*** DATA FOR THIS EXERCISE

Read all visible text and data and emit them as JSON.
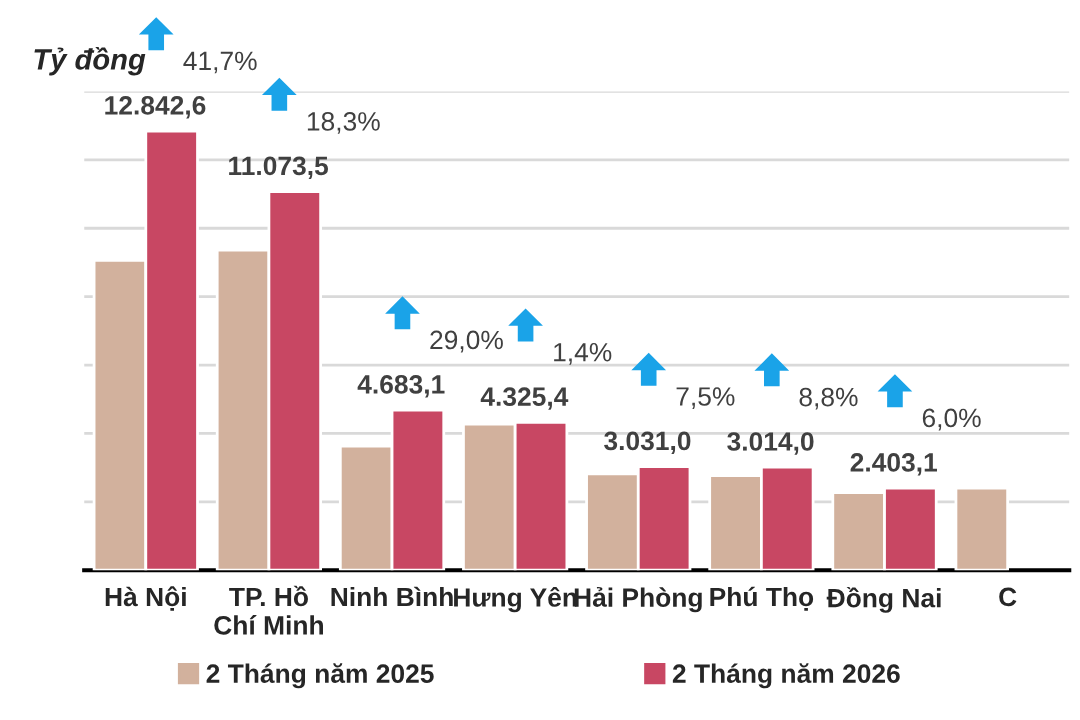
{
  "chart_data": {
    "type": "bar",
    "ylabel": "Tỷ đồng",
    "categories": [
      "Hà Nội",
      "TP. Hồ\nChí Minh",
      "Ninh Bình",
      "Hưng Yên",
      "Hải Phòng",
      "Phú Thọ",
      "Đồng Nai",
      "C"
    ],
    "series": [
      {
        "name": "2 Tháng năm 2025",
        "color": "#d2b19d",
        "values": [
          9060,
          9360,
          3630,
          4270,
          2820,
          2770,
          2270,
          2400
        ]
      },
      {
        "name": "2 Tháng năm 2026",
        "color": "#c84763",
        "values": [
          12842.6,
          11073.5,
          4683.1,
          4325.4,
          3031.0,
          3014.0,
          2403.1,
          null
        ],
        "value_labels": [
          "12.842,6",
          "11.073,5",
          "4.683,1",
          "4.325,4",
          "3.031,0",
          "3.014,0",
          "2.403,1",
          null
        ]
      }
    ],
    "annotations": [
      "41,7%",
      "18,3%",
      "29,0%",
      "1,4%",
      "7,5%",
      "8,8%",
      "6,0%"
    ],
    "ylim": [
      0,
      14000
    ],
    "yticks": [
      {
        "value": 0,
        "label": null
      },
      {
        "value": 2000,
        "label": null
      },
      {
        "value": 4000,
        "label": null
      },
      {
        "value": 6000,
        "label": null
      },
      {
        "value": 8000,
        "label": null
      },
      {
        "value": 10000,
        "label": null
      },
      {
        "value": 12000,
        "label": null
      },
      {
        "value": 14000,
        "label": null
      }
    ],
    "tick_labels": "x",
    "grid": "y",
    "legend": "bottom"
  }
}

******
*** DATA FOR THIS EXERCISE

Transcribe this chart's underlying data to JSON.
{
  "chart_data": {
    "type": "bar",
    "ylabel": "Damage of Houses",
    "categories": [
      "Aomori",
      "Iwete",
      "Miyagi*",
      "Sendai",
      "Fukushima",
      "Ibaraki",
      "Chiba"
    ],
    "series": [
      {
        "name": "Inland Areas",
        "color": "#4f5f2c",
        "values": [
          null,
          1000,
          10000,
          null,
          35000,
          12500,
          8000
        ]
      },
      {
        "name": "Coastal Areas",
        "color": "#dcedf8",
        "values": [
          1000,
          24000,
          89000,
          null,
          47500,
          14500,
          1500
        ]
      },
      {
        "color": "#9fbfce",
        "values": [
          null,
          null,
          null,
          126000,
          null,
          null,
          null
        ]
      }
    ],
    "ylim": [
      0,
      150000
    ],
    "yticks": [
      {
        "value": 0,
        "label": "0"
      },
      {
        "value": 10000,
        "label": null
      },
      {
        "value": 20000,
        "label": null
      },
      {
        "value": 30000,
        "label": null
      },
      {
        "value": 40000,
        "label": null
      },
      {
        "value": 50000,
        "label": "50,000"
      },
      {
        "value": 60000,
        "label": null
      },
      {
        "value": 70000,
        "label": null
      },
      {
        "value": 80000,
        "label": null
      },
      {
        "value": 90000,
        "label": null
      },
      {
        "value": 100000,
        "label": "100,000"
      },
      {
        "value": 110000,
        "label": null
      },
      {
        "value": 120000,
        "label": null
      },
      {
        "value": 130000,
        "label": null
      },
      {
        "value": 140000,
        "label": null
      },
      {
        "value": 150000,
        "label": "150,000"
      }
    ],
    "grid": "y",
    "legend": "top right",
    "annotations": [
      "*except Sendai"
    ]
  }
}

******
*** DATA FOR THIS EXERCISE

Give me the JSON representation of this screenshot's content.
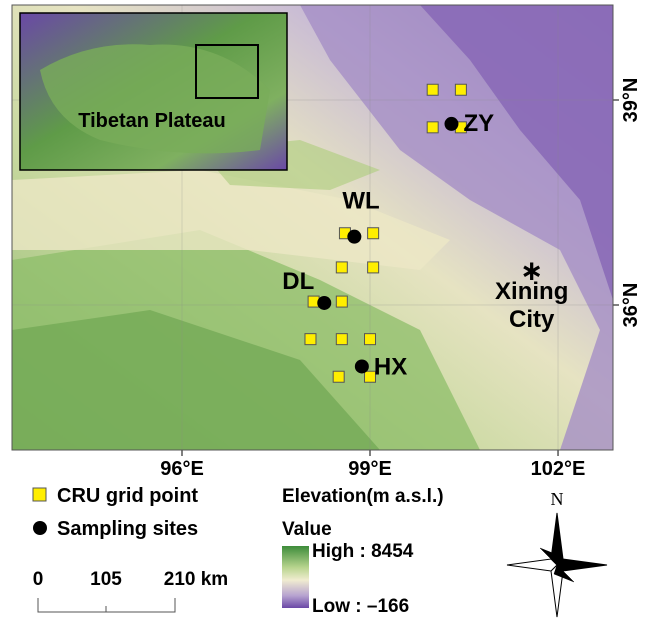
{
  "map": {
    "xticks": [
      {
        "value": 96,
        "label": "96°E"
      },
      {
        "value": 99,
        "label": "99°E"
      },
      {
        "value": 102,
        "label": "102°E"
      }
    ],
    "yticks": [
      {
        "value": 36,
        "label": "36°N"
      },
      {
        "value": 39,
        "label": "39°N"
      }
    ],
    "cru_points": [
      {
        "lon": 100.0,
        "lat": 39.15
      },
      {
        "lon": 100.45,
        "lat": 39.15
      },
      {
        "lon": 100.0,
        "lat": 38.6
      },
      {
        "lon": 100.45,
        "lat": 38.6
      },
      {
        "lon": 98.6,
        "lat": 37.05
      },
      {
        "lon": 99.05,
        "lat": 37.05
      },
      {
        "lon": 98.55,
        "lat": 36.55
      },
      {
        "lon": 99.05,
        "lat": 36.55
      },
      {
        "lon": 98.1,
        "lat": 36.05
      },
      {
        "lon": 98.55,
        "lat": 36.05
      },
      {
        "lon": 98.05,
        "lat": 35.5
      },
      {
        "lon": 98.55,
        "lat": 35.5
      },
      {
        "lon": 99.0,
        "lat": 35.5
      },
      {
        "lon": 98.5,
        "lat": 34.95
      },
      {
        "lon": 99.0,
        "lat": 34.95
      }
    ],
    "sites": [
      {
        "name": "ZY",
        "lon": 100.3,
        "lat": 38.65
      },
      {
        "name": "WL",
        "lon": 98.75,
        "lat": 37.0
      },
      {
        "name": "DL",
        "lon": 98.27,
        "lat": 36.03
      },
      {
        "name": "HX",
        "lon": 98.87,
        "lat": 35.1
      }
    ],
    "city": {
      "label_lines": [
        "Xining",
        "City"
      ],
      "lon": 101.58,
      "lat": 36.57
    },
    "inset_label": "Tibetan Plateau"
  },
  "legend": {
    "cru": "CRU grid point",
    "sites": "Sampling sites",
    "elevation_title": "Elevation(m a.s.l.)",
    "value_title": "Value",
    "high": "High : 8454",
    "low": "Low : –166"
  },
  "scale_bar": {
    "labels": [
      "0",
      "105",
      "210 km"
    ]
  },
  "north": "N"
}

******

● **WRITTEN EXERCISE**: Pick out every line holding the string "legend" and return it.

● **OUTPUT BELOW**:
    "legend": "bottom"
    "legend": "top right",
  "legend": {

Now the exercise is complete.